- [To be done]:
A - From the passage on Bob Dylan's albums of this period, extract the words from "Shot of Love, a" up to and including "Shot of Love).".
B - According to the passage on Bob Dylan's albums of this period, what award did Slow Train Coming win besides his first Grammy?
C - Proceed with the passage on Bob Dylan's albums of this period, picking up right after its final sentence.

- [Excerpt to read]:
++++++++

After his world tour, reports would soon circulate that Dylan had become a born-again Christian. The next album told the bigger story. Dylan was inspired with religious thought but he’d also struck a smoldering studio groove with celebrated rhythm and blues producers Jerry Wexler and Barry Beckett. This partnership produced one of the most finely recorded albums of Dylan’s recording career. Slow Train Coming was both a critically praised and successful work. Dylan received his first Grammy and the album went platinum. It also won the Dove Award for Inspirational Album of 1979. The follow-up album Saved, with it’s Biblical inscription on the outer sleeve, fared less well. Religious themes have had a place in his music from the beginning, but for a time the media searched these songs for clues to his commitment.
Although the messages might have been too much for pop music mentality, the meaning behind the songs did not fall entirely upon all deaf ears. “Yes mon,” said Bob Marley,… “that is a good verse too, a revelation, a link-up with a Rasta, as Haile Selassie is the Conquering Lion of the house of Judah. And me like his song Serve Somebody quite a bit as well… I glad him do it, too, y’know, because there comes a time when an artist just cannot follow the crowd. If you are an artist like Bob Dylan, you got to make the crowd follow you. I can tell you that it doesn’t mean anything to him that people might not like what he is doing. Him still do it. And that is the most important thing. Him still do it.”
Shot of Love, a somewhat more secular LP recorded in Los Angeles, was produced by Dylan and Chuck Plotkin (with the help of Bumps Blackwell on Shot of Love).
The range of influence was wider, the music was technically improved from earlier days but the feel could have been 1966. This was raw Dylan, live in the studio, scrambling to get to the
heart of his new songs. “People didn’t listen to that album in a realistic way. First of all, Shot of Love was one of the last songs Bumps Blackwell produced and even though he only produced one song I gotta say that of all the producers I ever used, he was the best, the most knowledgeable and he had the best instincts… I would have liked him to do the whole thing but things got screwed up and he wasn’t so called ‘contemporary’… what came out was something close to what would have come out if he was really there… also Clydie King and I sound pretty close to what’s all the best of every traditional style so how could anybody complain about that… and the record had something that, I don’t know, could have been made in the ‘40’s or maybe the ‘50’s… there was a cross element of songs on it… the critics, I hate to keep talking about them, wouldn’t allow the people to make up their own minds… all they talked about was Jesus this and Jesus that, like it was some kind of Methodist record. I
don’t know what was happening, maybe Boy George or something but Shot of Love didn’t fit into the current formula. It probably never will. Anyway people were always looking for some excuse to write me off and this was as good as any… I can’t say if being ‘non commercial’ is a put down or a compliment.” The next album, Infidels, was a critical and artistic success that also ushered Dylan into the video age with Sweetheart Like You and Jokerman.

++++++++

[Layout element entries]
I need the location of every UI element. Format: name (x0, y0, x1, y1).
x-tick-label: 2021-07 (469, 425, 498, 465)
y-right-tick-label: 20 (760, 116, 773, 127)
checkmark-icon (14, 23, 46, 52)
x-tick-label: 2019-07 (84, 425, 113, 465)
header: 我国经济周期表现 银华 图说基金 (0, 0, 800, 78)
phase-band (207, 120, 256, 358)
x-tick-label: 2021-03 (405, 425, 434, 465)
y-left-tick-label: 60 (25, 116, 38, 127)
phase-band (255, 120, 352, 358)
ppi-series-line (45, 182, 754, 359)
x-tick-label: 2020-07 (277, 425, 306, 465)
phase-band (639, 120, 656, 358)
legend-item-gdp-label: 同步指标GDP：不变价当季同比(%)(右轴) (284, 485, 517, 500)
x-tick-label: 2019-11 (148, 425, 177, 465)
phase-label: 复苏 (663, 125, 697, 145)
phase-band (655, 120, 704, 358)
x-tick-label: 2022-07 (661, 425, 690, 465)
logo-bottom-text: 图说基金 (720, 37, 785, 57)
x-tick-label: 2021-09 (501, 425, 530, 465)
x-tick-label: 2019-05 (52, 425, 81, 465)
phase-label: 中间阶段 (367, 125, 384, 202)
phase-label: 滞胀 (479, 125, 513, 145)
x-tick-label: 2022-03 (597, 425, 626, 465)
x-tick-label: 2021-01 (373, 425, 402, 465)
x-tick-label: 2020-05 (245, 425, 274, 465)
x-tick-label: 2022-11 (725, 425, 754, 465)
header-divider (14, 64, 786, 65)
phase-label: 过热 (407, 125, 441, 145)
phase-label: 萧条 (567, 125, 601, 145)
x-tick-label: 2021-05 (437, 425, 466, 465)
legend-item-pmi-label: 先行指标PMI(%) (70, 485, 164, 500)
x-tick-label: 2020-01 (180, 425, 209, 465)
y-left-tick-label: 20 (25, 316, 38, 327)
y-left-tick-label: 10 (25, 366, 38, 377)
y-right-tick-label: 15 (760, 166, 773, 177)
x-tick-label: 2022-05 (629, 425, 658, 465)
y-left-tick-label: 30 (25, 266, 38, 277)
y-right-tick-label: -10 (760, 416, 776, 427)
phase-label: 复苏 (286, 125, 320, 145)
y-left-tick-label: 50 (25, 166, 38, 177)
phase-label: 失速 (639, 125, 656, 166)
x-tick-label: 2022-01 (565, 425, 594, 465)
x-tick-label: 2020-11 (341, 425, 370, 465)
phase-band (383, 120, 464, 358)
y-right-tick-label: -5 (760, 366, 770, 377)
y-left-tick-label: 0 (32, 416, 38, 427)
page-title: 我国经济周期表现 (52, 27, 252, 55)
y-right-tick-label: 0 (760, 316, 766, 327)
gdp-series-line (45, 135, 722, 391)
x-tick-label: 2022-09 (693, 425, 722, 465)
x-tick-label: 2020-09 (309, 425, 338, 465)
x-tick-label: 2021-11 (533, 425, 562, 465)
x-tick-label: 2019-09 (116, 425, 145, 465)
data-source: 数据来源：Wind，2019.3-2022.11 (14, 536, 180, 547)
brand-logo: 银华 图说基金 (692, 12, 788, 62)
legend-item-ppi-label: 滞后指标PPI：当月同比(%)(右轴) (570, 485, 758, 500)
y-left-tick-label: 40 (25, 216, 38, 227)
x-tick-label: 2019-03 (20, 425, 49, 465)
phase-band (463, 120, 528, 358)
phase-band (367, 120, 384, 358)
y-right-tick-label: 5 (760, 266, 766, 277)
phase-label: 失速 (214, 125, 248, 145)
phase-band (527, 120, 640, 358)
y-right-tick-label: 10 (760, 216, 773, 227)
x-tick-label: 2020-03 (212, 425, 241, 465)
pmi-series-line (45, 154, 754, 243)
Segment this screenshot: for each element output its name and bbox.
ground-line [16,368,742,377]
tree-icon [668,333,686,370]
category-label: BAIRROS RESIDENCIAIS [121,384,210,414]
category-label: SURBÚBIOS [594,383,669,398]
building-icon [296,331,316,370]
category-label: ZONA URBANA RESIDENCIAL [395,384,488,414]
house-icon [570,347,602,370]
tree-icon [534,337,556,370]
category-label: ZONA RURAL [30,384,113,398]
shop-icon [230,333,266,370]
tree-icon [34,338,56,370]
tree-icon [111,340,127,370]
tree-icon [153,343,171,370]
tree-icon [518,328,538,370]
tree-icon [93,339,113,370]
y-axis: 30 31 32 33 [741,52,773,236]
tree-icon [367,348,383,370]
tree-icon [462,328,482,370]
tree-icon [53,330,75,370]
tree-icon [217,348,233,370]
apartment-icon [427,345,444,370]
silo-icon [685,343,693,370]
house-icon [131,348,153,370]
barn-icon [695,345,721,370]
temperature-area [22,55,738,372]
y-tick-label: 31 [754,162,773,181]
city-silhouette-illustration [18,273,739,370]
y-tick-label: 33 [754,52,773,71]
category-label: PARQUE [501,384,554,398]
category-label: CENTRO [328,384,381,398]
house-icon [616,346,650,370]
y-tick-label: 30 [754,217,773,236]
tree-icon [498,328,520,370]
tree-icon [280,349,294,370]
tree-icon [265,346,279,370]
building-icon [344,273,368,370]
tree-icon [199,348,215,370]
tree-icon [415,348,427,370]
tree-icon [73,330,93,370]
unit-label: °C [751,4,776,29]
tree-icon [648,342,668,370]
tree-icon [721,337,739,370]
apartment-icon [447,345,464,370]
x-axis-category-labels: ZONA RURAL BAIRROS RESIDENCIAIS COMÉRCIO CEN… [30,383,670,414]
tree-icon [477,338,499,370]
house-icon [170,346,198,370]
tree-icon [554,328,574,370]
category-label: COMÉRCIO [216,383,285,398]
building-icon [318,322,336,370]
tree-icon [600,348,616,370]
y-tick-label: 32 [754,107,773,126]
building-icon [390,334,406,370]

++++++++

- [Responses for each task]:
A -
Shot of Love, a somewhat more secular LP recorded in Los Angeles, was produced by Dylan and Chuck Plotkin (with the help of Bumps Blackwell on Shot of Love).

B - The Dove Award for Inspirational Album of 1979.

C -
“I don’t feel like I know what I’m going to do even next week, or not do.” Dylan said of the future. “Mostly I just write songs, make records, and do tours, that takes up most of my time, so I just expect it to go on that way. I started a book awhile back called Ho Chi Minh in Harlem. I’d probably like to finish that. Maybe write some stories the way Kerouac did, about some of the people I know and knew, change the names – New developments, new ideas? I guess I’d like to do a concept album like, you know, Red Headed Stranger or something, maybe a children’s album, or an album of cover songs but I don’t know if the people would let me get away with that … A Million Miles From Nowhere, I Who Have Nothing, All My Tomorrows, I’m In The Mood For Love, More Than You Know, It’s A Sin To Tell A Lie… I guess someday I’d like to do an album of standards, also, maybe instrumentals, guitar melodies with percussion, people don’t know I can do that sort of thing. I can get away with a lot more in a show than I can on record… I mean I’m aware of sythesisers and drum machines but they don’t affect my stuff to any great degree. There’s a great temptation to see how false you can be. I can see where pretty soon the human voice will be synthesised, become totally unreal. You know, like put in Paul Anka and get him sounding like Howlin’ Wolf or vice versa.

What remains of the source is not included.